(Dataset records)

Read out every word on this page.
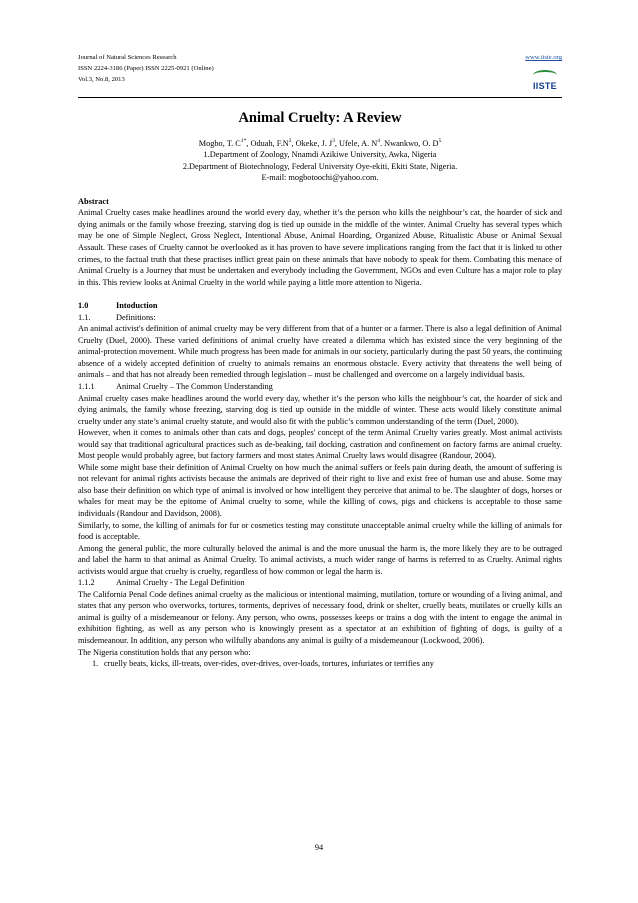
Journal of Natural Sciences Research
ISSN 2224-3186 (Paper) ISSN 2225-0921 (Online)
Vol.3, No.8, 2013
www.iiste.org
IISTE
Animal Cruelty: A Review
Mogbo, T. $C^{1*}$, Oduah, $F.N^2$, Okeke, J. $J^3$, Ufele, A. $N^4$. Nwankwo, O. $D^5$
1.Department of Zoology, Nnamdi Azikiwe University, Awka, Nigeria
2.Department of Biotechnology, Federal University Oye-ekiti, Ekiti State, Nigeria.
E-mail: mogbotoochi@yahoo.com.

Abstract

Animal Cruelty cases make headlines around the world every day, whether it’s the person who kills the neighbour’s cat, the hoarder of sick and dying animals or the family whose freezing, starving dog is tied up outside in the middle of the winter. Animal Cruelty has several types which may be one of Simple Neglect, Gross Neglect, Intentional Abuse, Animal Hoarding, Organized Abuse, Ritualistic Abuse or Animal Sexual Assault. These cases of Cruelty cannot be overlooked as it has proven to have severe implications ranging from the fact that it is linked to other crimes, to the factual truth that these practises inflict great pain on these animals that have nobody to speak for them. Combating this menace of Animal Cruelty is a Journey that must be undertaken and everybody including the Government, NGOs and even Culture has a major role to play in this. This review looks at Animal Cruelty in the world while paying a little more attention to Nigeria.

1.0	Intoduction

1.1.	Definitions:

An animal activist's definition of animal cruelty may be very different from that of a hunter or a farmer. There is also a legal definition of Animal Cruelty (Duel, 2000). These varied definitions of animal cruelty have created a dilemma which has existed since the very beginning of the animal-protection movement. While much progress has been made for animals in our society, particularly during the past 50 years, the continuing absence of a widely accepted definition of cruelty to animals remains an enormous obstacle. Every activity that threatens the well being of animals – and that has not already been remedied through legislation – must be challenged and overcome on a largely individual basis.

1.1.1	Animal Cruelty – The Common Understanding

Animal cruelty cases make headlines around the world every day, whether it’s the person who kills the neighbour’s cat, the hoarder of sick and dying animals, the family whose freezing, starving dog is tied up outside in the middle of winter. These acts would likely constitute animal cruelty under any state’s animal cruelty statute, and would also fit with the public’s common understanding of the term (Duel, 2000).

However, when it comes to animals other than cats and dogs, peoples' concept of the term Animal Cruelty varies greatly. Most animal activists would say that traditional agricultural practices such as de-beaking, tail docking, castration and confinement on factory farms are animal cruelty. Most people would probably agree, but factory farmers and most states Animal Cruelty laws would disagree (Randour, 2004).

While some might base their definition of Animal Cruelty on how much the animal suffers or feels pain during death, the amount of suffering is not relevant for animal rights activists because the animals are deprived of their right to live and exist free of human use and abuse. Some may also base their definition on which type of animal is involved or how intelligent they perceive that animal to be. The slaughter of dogs, horses or whales for meat may be the epitome of Animal cruelty to some, while the killing of cows, pigs and chickens is acceptable to those same individuals (Randour and Davidson, 2008).

Similarly, to some, the killing of animals for fur or cosmetics testing may constitute unacceptable animal cruelty while the killing of animals for food is acceptable.

Among the general public, the more culturally beloved the animal is and the more unusual the harm is, the more likely they are to be outraged and label the harm to that animal as Animal Cruelty. To animal activists, a much wider range of harms is referred to as Cruelty. Animal rights activists would argue that cruelty is cruelty, regardless of how common or legal the harm is.

1.1.2	Animal Cruelty - The Legal Definition

The California Penal Code defines animal cruelty as the malicious or intentional maiming, mutilation, torture or wounding of a living animal, and states that any person who overworks, tortures, torments, deprives of necessary food, drink or shelter, cruelly beats, mutilates or cruelly kills an animal is guilty of a misdemeanour or felony. Any person, who owns, possesses keeps or trains a dog with the intent to engage the animal in exhibition fighting, as well as any person who is knowingly present as a spectator at an exhibition of fighting of dogs, is guilty of a misdemeanour. In addition, any person who wilfully abandons any animal is guilty of a misdemeanour (Lockwood, 2006).

The Nigeria constitution holds that any person who:

1. cruelly beats, kicks, ill-treats, over-rides, over-drives, over-loads, tortures, infuriates or terrifies any

94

* **Your instructions**
Identify all lines where the word "some" shows up. Copy them.

* **Result below**
While some might base their definition of Animal Cruelty on how much the animal suffers or feels pain during death, the amount of suffering is not relevant for animal rights activists because the animals are deprived of their right to live and exist free of human use and abuse. Some may also base their definition on which type of animal is involved or how intelligent they perceive that animal to be. The slaughter of dogs, horses or whales for meat may be the epitome of Animal cruelty to some, while the killing of cows, pigs and chickens is acceptable to those same individuals (Randour and Davidson, 2008).
Similarly, to some, the killing of animals for fur or cosmetics testing may constitute unacceptable animal cruelty while the killing of animals for food is acceptable.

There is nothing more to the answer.